Write out each record below exactly as it appears, with no pictures.

Records from a collection of figures>

________

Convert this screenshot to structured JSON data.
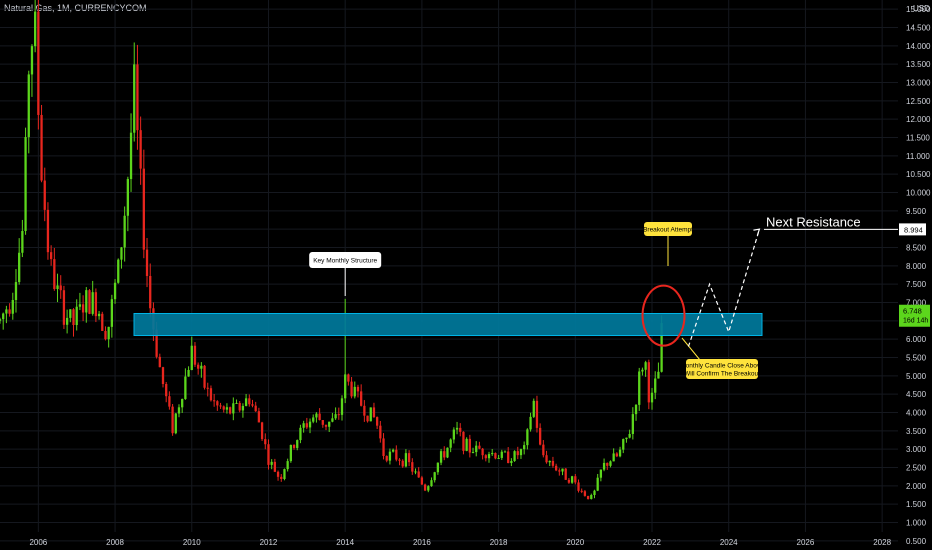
{
  "header": {
    "symbol_title": "Natural Gas, 1M, CURRENCYCOM"
  },
  "chart_data": {
    "type": "candlestick",
    "title": "Natural Gas, 1M, CURRENCYCOM",
    "y_unit": "USD",
    "ylim": [
      0.25,
      15.25
    ],
    "xlim": [
      2005.0,
      2029.3
    ],
    "y_ticks": [
      "0.500",
      "1.000",
      "1.500",
      "2.000",
      "2.500",
      "3.000",
      "3.500",
      "4.000",
      "4.500",
      "5.000",
      "5.500",
      "6.000",
      "6.500",
      "7.000",
      "7.500",
      "8.000",
      "8.500",
      "9.000",
      "9.500",
      "10.000",
      "10.500",
      "11.000",
      "11.500",
      "12.000",
      "12.500",
      "13.000",
      "13.500",
      "14.000",
      "14.500",
      "15.000"
    ],
    "x_ticks": [
      "2006",
      "2008",
      "2010",
      "2012",
      "2014",
      "2016",
      "2018",
      "2020",
      "2022",
      "2024",
      "2026",
      "2028"
    ],
    "colors": {
      "up": "#5cd61c",
      "down": "#e8261e",
      "zone": "#00799c",
      "zone_border": "#00b4e6",
      "callout": "#ffe33c",
      "circle": "#e8261e",
      "current_price_bg": "#5cd61c"
    },
    "anchors": [
      [
        2005.0,
        6.5
      ],
      [
        2005.3,
        7.2
      ],
      [
        2005.6,
        9.0
      ],
      [
        2005.75,
        13.5
      ],
      [
        2005.9,
        14.8
      ],
      [
        2006.05,
        11.0
      ],
      [
        2006.3,
        8.0
      ],
      [
        2006.6,
        6.9
      ],
      [
        2006.9,
        6.4
      ],
      [
        2007.2,
        7.0
      ],
      [
        2007.5,
        7.0
      ],
      [
        2007.8,
        6.2
      ],
      [
        2008.1,
        8.0
      ],
      [
        2008.3,
        10.0
      ],
      [
        2008.5,
        12.8
      ],
      [
        2008.7,
        9.5
      ],
      [
        2008.9,
        7.0
      ],
      [
        2009.2,
        5.0
      ],
      [
        2009.5,
        3.6
      ],
      [
        2009.8,
        4.8
      ],
      [
        2010.0,
        5.7
      ],
      [
        2010.3,
        4.8
      ],
      [
        2010.6,
        4.2
      ],
      [
        2010.9,
        4.0
      ],
      [
        2011.2,
        4.1
      ],
      [
        2011.5,
        4.4
      ],
      [
        2011.8,
        3.6
      ],
      [
        2012.0,
        2.7
      ],
      [
        2012.3,
        2.2
      ],
      [
        2012.6,
        3.0
      ],
      [
        2012.9,
        3.6
      ],
      [
        2013.2,
        3.9
      ],
      [
        2013.5,
        3.7
      ],
      [
        2013.8,
        3.8
      ],
      [
        2014.0,
        4.9
      ],
      [
        2014.2,
        4.6
      ],
      [
        2014.5,
        4.1
      ],
      [
        2014.8,
        3.8
      ],
      [
        2015.0,
        2.9
      ],
      [
        2015.3,
        2.8
      ],
      [
        2015.6,
        2.7
      ],
      [
        2015.9,
        2.2
      ],
      [
        2016.1,
        1.9
      ],
      [
        2016.4,
        2.6
      ],
      [
        2016.7,
        3.1
      ],
      [
        2016.9,
        3.5
      ],
      [
        2017.2,
        3.0
      ],
      [
        2017.5,
        3.0
      ],
      [
        2017.8,
        2.9
      ],
      [
        2018.1,
        2.8
      ],
      [
        2018.4,
        2.8
      ],
      [
        2018.7,
        3.0
      ],
      [
        2018.9,
        4.4
      ],
      [
        2019.1,
        2.9
      ],
      [
        2019.4,
        2.6
      ],
      [
        2019.7,
        2.3
      ],
      [
        2019.9,
        2.2
      ],
      [
        2020.2,
        1.8
      ],
      [
        2020.45,
        1.65
      ],
      [
        2020.7,
        2.5
      ],
      [
        2020.9,
        2.7
      ],
      [
        2021.1,
        2.8
      ],
      [
        2021.4,
        3.4
      ],
      [
        2021.65,
        4.8
      ],
      [
        2021.8,
        5.6
      ],
      [
        2021.95,
        4.2
      ],
      [
        2022.15,
        4.9
      ],
      [
        2022.3,
        6.75
      ]
    ],
    "annotations": {
      "structure_label": "Key Monthly Structure",
      "breakout_label": "Breakout Attempt",
      "confirm_label_line1": "Monthly Candle Close Above",
      "confirm_label_line2": "Will Confirm The Breakout",
      "next_resistance_label": "Next Resistance",
      "next_resistance_value": "8.994",
      "current_price": "6.748",
      "countdown": "16d 14h",
      "zone_low": 6.1,
      "zone_high": 6.7,
      "structure_pivot": [
        2014.0,
        7.1
      ],
      "breakout_point": [
        2022.3,
        6.75
      ],
      "projection": [
        [
          2022.95,
          5.8
        ],
        [
          2023.5,
          7.5
        ],
        [
          2024.0,
          6.2
        ],
        [
          2024.8,
          9.0
        ]
      ]
    }
  }
}
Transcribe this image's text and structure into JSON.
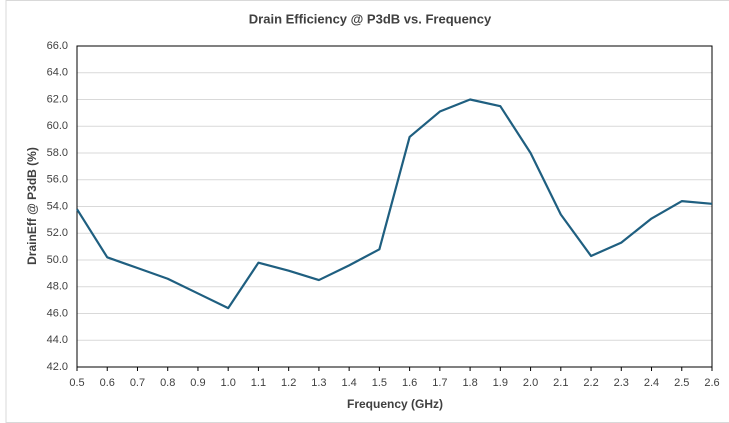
{
  "chart_data": {
    "type": "line",
    "title": "Drain Efficiency @ P3dB vs. Frequency",
    "x_label": "Frequency (GHz)",
    "y_label": "DrainEff @ P3dB (%)",
    "x": [
      0.5,
      0.6,
      0.7,
      0.8,
      0.9,
      1.0,
      1.1,
      1.2,
      1.3,
      1.4,
      1.5,
      1.6,
      1.7,
      1.8,
      1.9,
      2.0,
      2.1,
      2.2,
      2.3,
      2.4,
      2.5,
      2.6
    ],
    "series": [
      {
        "name": "DrainEff",
        "color": "#1f5f80",
        "values": [
          53.8,
          50.2,
          49.4,
          48.6,
          47.5,
          46.4,
          49.8,
          49.2,
          48.5,
          49.6,
          50.8,
          59.2,
          61.1,
          62.0,
          61.5,
          58.0,
          53.4,
          50.3,
          51.3,
          53.1,
          54.4,
          54.2
        ]
      }
    ],
    "xlim": [
      0.5,
      2.6
    ],
    "xticks": [
      0.5,
      0.6,
      0.7,
      0.8,
      0.9,
      {
        "value": 1,
        "label": "1.0"
      },
      1.1,
      1.2,
      1.3,
      1.4,
      1.5,
      1.6,
      1.7,
      1.8,
      1.9,
      {
        "value": 2,
        "label": "2.0"
      },
      2.1,
      2.2,
      2.3,
      2.4,
      2.5,
      2.6
    ],
    "ylim": [
      42,
      66
    ],
    "yticks": [
      {
        "value": 42,
        "label": "42.0"
      },
      {
        "value": 44,
        "label": "44.0"
      },
      {
        "value": 46,
        "label": "46.0"
      },
      {
        "value": 48,
        "label": "48.0"
      },
      {
        "value": 50,
        "label": "50.0"
      },
      {
        "value": 52,
        "label": "52.0"
      },
      {
        "value": 54,
        "label": "54.0"
      },
      {
        "value": 56,
        "label": "56.0"
      },
      {
        "value": 58,
        "label": "58.0"
      },
      {
        "value": 60,
        "label": "60.0"
      },
      {
        "value": 62,
        "label": "62.0"
      },
      {
        "value": 64,
        "label": "64.0"
      },
      {
        "value": 66,
        "label": "66.0"
      }
    ],
    "grid": true
  }
}
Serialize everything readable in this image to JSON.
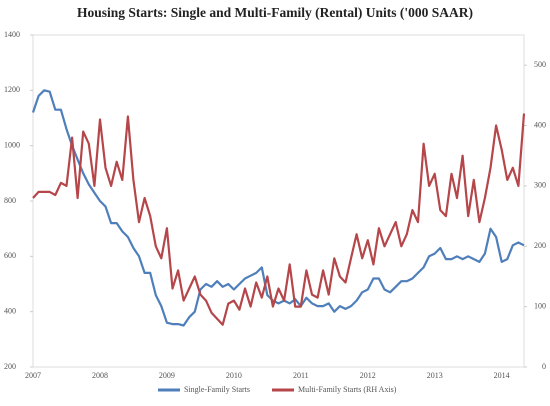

________

Problem solution>
Convert this screenshot to structured JSON data.
{
  "header": {
    "symbol_title": "Natural Gas, 1M, CURRENCYCOM"
  },
  "chart_data": {
    "type": "candlestick",
    "title": "Natural Gas, 1M, CURRENCYCOM",
    "y_unit": "USD",
    "ylim": [
      0.25,
      15.25
    ],
    "xlim": [
      2005.0,
      2029.3
    ],
    "y_ticks": [
      "0.500",
      "1.000",
      "1.500",
      "2.000",
      "2.500",
      "3.000",
      "3.500",
      "4.000",
      "4.500",
      "5.000",
      "5.500",
      "6.000",
      "6.500",
      "7.000",
      "7.500",
      "8.000",
      "8.500",
      "9.000",
      "9.500",
      "10.000",
      "10.500",
      "11.000",
      "11.500",
      "12.000",
      "12.500",
      "13.000",
      "13.500",
      "14.000",
      "14.500",
      "15.000"
    ],
    "x_ticks": [
      "2006",
      "2008",
      "2010",
      "2012",
      "2014",
      "2016",
      "2018",
      "2020",
      "2022",
      "2024",
      "2026",
      "2028"
    ],
    "colors": {
      "up": "#5cd61c",
      "down": "#e8261e",
      "zone": "#00799c",
      "zone_border": "#00b4e6",
      "callout": "#ffe33c",
      "circle": "#e8261e",
      "current_price_bg": "#5cd61c"
    },
    "anchors": [
      [
        2005.0,
        6.5
      ],
      [
        2005.3,
        7.2
      ],
      [
        2005.6,
        9.0
      ],
      [
        2005.75,
        13.5
      ],
      [
        2005.9,
        14.8
      ],
      [
        2006.05,
        11.0
      ],
      [
        2006.3,
        8.0
      ],
      [
        2006.6,
        6.9
      ],
      [
        2006.9,
        6.4
      ],
      [
        2007.2,
        7.0
      ],
      [
        2007.5,
        7.0
      ],
      [
        2007.8,
        6.2
      ],
      [
        2008.1,
        8.0
      ],
      [
        2008.3,
        10.0
      ],
      [
        2008.5,
        12.8
      ],
      [
        2008.7,
        9.5
      ],
      [
        2008.9,
        7.0
      ],
      [
        2009.2,
        5.0
      ],
      [
        2009.5,
        3.6
      ],
      [
        2009.8,
        4.8
      ],
      [
        2010.0,
        5.7
      ],
      [
        2010.3,
        4.8
      ],
      [
        2010.6,
        4.2
      ],
      [
        2010.9,
        4.0
      ],
      [
        2011.2,
        4.1
      ],
      [
        2011.5,
        4.4
      ],
      [
        2011.8,
        3.6
      ],
      [
        2012.0,
        2.7
      ],
      [
        2012.3,
        2.2
      ],
      [
        2012.6,
        3.0
      ],
      [
        2012.9,
        3.6
      ],
      [
        2013.2,
        3.9
      ],
      [
        2013.5,
        3.7
      ],
      [
        2013.8,
        3.8
      ],
      [
        2014.0,
        4.9
      ],
      [
        2014.2,
        4.6
      ],
      [
        2014.5,
        4.1
      ],
      [
        2014.8,
        3.8
      ],
      [
        2015.0,
        2.9
      ],
      [
        2015.3,
        2.8
      ],
      [
        2015.6,
        2.7
      ],
      [
        2015.9,
        2.2
      ],
      [
        2016.1,
        1.9
      ],
      [
        2016.4,
        2.6
      ],
      [
        2016.7,
        3.1
      ],
      [
        2016.9,
        3.5
      ],
      [
        2017.2,
        3.0
      ],
      [
        2017.5,
        3.0
      ],
      [
        2017.8,
        2.9
      ],
      [
        2018.1,
        2.8
      ],
      [
        2018.4,
        2.8
      ],
      [
        2018.7,
        3.0
      ],
      [
        2018.9,
        4.4
      ],
      [
        2019.1,
        2.9
      ],
      [
        2019.4,
        2.6
      ],
      [
        2019.7,
        2.3
      ],
      [
        2019.9,
        2.2
      ],
      [
        2020.2,
        1.8
      ],
      [
        2020.45,
        1.65
      ],
      [
        2020.7,
        2.5
      ],
      [
        2020.9,
        2.7
      ],
      [
        2021.1,
        2.8
      ],
      [
        2021.4,
        3.4
      ],
      [
        2021.65,
        4.8
      ],
      [
        2021.8,
        5.6
      ],
      [
        2021.95,
        4.2
      ],
      [
        2022.15,
        4.9
      ],
      [
        2022.3,
        6.75
      ]
    ],
    "annotations": {
      "structure_label": "Key Monthly Structure",
      "breakout_label": "Breakout Attempt",
      "confirm_label_line1": "Monthly Candle Close Above",
      "confirm_label_line2": "Will Confirm The Breakout",
      "next_resistance_label": "Next Resistance",
      "next_resistance_value": "8.994",
      "current_price": "6.748",
      "countdown": "16d 14h",
      "zone_low": 6.1,
      "zone_high": 6.7,
      "structure_pivot": [
        2014.0,
        7.1
      ],
      "breakout_point": [
        2022.3,
        6.75
      ],
      "projection": [
        [
          2022.95,
          5.8
        ],
        [
          2023.5,
          7.5
        ],
        [
          2024.0,
          6.2
        ],
        [
          2024.8,
          9.0
        ]
      ]
    }
  }
}
Transcribe this image's text and structure into JSON.
{
  "chart_data": {
    "type": "line",
    "title": "Drain Efficiency @ P3dB vs. Frequency",
    "x_label": "Frequency (GHz)",
    "y_label": "DrainEff @ P3dB (%)",
    "x": [
      0.5,
      0.6,
      0.7,
      0.8,
      0.9,
      1.0,
      1.1,
      1.2,
      1.3,
      1.4,
      1.5,
      1.6,
      1.7,
      1.8,
      1.9,
      2.0,
      2.1,
      2.2,
      2.3,
      2.4,
      2.5,
      2.6
    ],
    "series": [
      {
        "name": "DrainEff",
        "color": "#1f5f80",
        "values": [
          53.8,
          50.2,
          49.4,
          48.6,
          47.5,
          46.4,
          49.8,
          49.2,
          48.5,
          49.6,
          50.8,
          59.2,
          61.1,
          62.0,
          61.5,
          58.0,
          53.4,
          50.3,
          51.3,
          53.1,
          54.4,
          54.2
        ]
      }
    ],
    "xlim": [
      0.5,
      2.6
    ],
    "xticks": [
      0.5,
      0.6,
      0.7,
      0.8,
      0.9,
      {
        "value": 1,
        "label": "1.0"
      },
      1.1,
      1.2,
      1.3,
      1.4,
      1.5,
      1.6,
      1.7,
      1.8,
      1.9,
      {
        "value": 2,
        "label": "2.0"
      },
      2.1,
      2.2,
      2.3,
      2.4,
      2.5,
      2.6
    ],
    "ylim": [
      42,
      66
    ],
    "yticks": [
      {
        "value": 42,
        "label": "42.0"
      },
      {
        "value": 44,
        "label": "44.0"
      },
      {
        "value": 46,
        "label": "46.0"
      },
      {
        "value": 48,
        "label": "48.0"
      },
      {
        "value": 50,
        "label": "50.0"
      },
      {
        "value": 52,
        "label": "52.0"
      },
      {
        "value": 54,
        "label": "54.0"
      },
      {
        "value": 56,
        "label": "56.0"
      },
      {
        "value": 58,
        "label": "58.0"
      },
      {
        "value": 60,
        "label": "60.0"
      },
      {
        "value": 62,
        "label": "62.0"
      },
      {
        "value": 64,
        "label": "64.0"
      },
      {
        "value": 66,
        "label": "66.0"
      }
    ],
    "grid": true
  }
}
Serialize everything readable in this image to JSON.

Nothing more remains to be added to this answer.